Check each line of the records below and collect those that include the word "BitFit".

Stored entries:

>> START

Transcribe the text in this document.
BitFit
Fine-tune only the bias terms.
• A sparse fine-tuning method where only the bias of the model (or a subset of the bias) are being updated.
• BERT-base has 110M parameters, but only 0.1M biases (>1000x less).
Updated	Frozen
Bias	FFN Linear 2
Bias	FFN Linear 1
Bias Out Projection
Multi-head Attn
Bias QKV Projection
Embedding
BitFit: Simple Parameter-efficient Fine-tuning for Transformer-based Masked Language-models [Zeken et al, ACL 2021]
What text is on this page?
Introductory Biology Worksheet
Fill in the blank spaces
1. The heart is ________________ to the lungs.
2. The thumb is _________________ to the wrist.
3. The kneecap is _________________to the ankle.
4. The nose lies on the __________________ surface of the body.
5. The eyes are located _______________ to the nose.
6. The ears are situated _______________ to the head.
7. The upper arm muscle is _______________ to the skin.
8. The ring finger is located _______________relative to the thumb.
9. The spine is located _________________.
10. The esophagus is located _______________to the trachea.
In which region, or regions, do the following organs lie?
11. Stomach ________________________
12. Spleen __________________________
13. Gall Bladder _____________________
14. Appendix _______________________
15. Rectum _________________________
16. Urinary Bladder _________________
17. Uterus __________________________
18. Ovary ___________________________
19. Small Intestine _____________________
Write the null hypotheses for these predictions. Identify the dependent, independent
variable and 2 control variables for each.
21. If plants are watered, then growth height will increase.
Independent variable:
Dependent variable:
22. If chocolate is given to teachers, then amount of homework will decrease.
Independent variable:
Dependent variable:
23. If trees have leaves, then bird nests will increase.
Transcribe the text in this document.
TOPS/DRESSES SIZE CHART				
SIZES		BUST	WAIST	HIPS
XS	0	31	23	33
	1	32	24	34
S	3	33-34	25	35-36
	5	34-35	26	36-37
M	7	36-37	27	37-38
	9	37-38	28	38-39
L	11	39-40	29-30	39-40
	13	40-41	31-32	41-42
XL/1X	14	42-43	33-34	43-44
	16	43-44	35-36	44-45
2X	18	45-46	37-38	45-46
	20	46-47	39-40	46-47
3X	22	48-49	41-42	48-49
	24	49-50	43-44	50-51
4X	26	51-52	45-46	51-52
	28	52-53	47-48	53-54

>> END
>> START

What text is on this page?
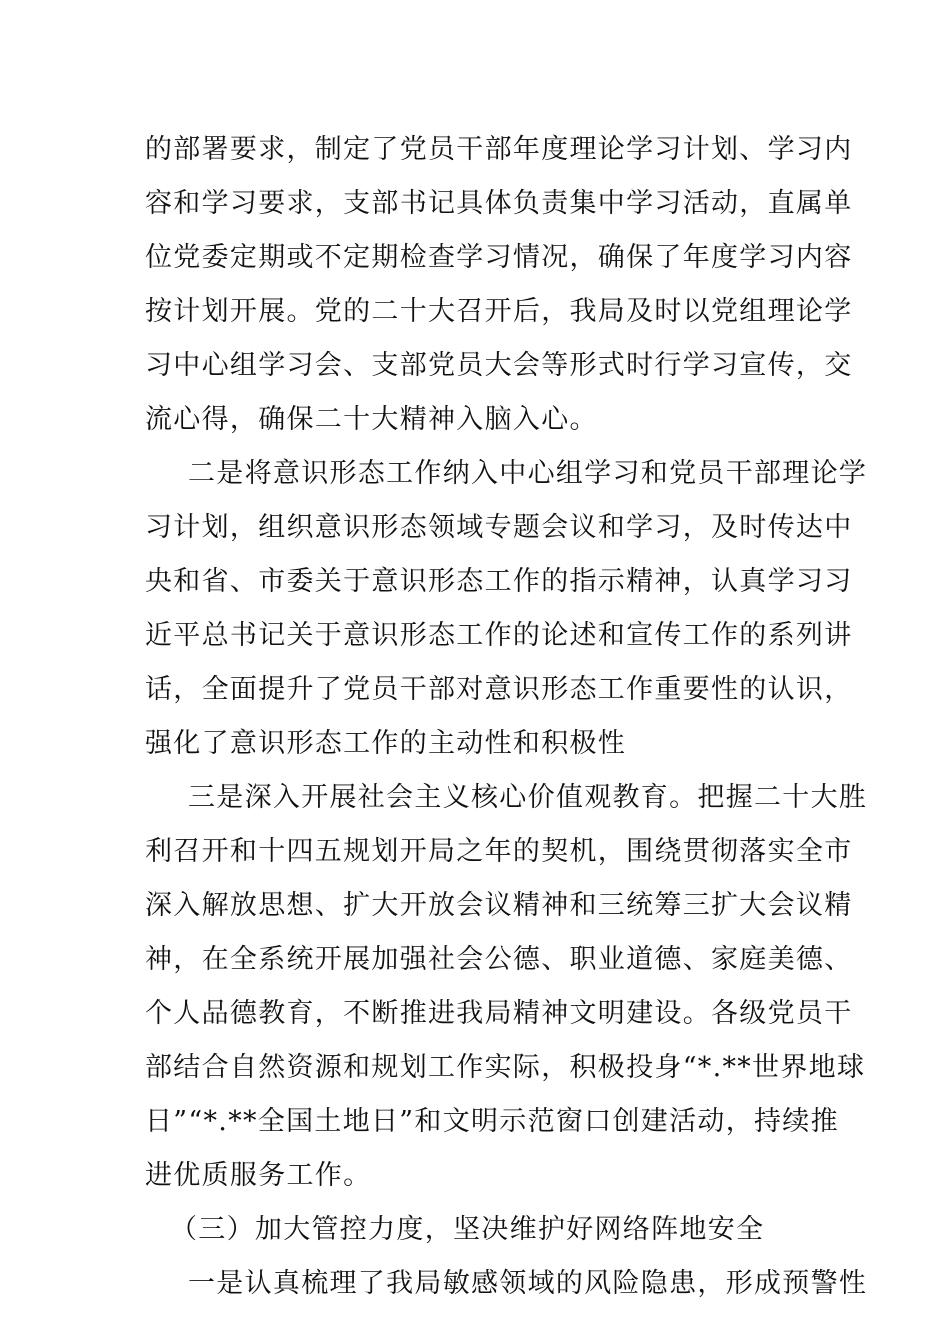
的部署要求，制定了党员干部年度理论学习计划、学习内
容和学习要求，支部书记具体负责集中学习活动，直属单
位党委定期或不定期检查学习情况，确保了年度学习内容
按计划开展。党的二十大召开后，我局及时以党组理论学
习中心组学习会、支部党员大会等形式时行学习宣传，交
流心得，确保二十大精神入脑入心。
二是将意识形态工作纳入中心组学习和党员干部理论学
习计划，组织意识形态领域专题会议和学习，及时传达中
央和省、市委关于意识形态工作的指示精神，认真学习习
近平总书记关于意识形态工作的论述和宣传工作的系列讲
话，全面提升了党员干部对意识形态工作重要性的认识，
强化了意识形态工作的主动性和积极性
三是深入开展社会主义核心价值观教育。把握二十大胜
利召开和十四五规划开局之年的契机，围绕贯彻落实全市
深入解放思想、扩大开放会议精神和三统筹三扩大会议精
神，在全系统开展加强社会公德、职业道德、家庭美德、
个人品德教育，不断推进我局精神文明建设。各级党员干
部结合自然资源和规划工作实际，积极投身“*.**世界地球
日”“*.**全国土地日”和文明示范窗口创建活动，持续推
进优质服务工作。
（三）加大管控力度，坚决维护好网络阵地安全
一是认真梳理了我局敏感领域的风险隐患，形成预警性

>> END

Output for this task:
BitFit
BitFit: Simple Parameter-efficient Fine-tuning for Transformer-based Masked Language-models [Zeken et al, ACL 2021]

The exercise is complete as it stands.